» PROVIDED PASSAGE
My “Watchmen” Review (Warning: Contains Spoilers)
In case you didn’t read the title of the post, this review contains spoilers. I will now stick a big picture below so you can hit “Back” without seeing any of them.

Review and spoilers after the jump …
I had never heard of the Watchmen until I began seeing trailers for the movie last year. My curiosity piqued, I read the graphic novel and was blown away by the characters, the manyfold plot, the symbolism, and the unique and varying way in which the book tells the story. And of course, the artwork was amazing. As I read the book, I thought, “There’s no way a movie based on this book would look bad.” After all, the panels were incredibly cinematic.
Now that I’ve seen the movie, I can report for certain that the production does look fantastic and faifthful to way things look in the book. The other aspects of what made the book great, however, are reproduced with less success.
The Characters

Jeffrey Dean Morgan was spot-on as the Comedian. Some of the other actors, not so much.

» GIVEN DATA
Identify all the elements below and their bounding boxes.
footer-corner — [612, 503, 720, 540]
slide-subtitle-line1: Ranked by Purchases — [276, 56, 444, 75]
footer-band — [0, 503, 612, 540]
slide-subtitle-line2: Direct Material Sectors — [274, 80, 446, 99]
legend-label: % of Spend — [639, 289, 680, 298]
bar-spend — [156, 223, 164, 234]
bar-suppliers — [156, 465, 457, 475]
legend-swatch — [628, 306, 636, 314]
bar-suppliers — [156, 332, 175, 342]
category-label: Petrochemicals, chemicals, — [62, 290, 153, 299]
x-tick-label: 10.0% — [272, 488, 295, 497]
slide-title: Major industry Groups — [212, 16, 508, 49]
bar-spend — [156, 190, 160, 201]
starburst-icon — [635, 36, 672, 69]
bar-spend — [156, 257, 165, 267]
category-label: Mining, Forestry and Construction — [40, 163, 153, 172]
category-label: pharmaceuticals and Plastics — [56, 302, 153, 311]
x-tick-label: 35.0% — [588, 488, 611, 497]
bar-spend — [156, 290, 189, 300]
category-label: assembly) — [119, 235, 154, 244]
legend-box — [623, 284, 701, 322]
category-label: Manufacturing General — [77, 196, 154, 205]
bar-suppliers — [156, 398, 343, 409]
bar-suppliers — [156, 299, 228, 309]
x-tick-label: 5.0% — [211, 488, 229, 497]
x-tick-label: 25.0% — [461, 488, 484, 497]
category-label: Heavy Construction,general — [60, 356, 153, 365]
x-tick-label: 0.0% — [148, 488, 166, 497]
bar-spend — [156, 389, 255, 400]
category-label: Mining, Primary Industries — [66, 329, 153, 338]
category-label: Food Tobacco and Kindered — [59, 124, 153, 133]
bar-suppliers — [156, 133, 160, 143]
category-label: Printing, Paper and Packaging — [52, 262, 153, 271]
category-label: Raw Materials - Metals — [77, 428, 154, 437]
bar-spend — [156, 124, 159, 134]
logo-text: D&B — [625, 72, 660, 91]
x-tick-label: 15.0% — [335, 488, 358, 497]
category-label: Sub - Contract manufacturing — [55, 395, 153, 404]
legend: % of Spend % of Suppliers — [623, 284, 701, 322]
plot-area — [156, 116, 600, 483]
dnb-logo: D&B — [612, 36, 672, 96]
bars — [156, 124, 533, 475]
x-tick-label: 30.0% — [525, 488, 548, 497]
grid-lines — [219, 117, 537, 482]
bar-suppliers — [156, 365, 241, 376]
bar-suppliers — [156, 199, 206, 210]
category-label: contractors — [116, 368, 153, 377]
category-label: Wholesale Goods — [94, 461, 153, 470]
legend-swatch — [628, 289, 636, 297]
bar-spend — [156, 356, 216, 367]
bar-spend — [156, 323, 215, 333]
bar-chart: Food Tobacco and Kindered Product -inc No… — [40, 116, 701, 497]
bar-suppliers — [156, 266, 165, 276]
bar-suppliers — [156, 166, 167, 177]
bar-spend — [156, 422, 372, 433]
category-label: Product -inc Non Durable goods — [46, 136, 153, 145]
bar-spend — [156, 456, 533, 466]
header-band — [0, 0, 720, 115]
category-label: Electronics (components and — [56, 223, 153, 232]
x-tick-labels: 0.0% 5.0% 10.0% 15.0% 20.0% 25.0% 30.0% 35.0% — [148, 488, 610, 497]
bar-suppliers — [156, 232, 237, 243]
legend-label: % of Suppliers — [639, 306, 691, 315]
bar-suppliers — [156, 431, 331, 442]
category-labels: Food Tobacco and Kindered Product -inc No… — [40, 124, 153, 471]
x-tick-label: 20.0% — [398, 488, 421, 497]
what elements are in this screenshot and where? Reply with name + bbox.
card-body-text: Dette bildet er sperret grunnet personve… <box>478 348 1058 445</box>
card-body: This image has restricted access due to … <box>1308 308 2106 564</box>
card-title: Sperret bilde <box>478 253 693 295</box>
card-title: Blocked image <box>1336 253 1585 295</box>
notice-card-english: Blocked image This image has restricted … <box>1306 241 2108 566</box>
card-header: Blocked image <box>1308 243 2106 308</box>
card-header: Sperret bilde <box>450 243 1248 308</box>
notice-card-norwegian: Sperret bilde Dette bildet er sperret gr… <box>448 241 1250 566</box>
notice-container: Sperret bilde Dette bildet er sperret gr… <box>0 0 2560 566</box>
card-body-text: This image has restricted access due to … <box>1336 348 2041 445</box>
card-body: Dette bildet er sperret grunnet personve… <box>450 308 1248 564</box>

» PROBLEMS
1 – In the Watchmen review, which actor does the writer call spot-on as the Comedian?
2 – Write the next part of the Watchmen review, starting right after its last sentence.

» SOLVED TASKS
1 – Jeffrey Dean Morgan.

2 –
The movie does a pretty good job of presenting a couple of the characters. In fact, Jeffrey Dean Morgan as the sadistic Edward Blake (the Comedian) might be the highlight of the movie. Jackie Earle Haley and Patrick Wilson also do credible jobs bringing to life Rorschach and Nite Owl II. However, some of the other major players fall short in the translation from the comic book pages to the silver screen. Ozymandias (played by Matthew Goode), for instance, was nowhere near the visionary, plotting magalomaniac that he was in the book. And while Malin Akerman fits into the outfit of Silk Spectre II well enough, she delivers her lines in a stiff, unconvincing manner. Billy Crudup, in the role of a heavily CGI-fied Dr. Manhattan, didn’t have the kind of voice that really effectively portrayed the charcter’s growingly detached psyche. Part of the problem with the characters stems from the dialog. While the lines may read fine on the pages of a comic book, they come off sounding very staged and awkward when spoken on-screen.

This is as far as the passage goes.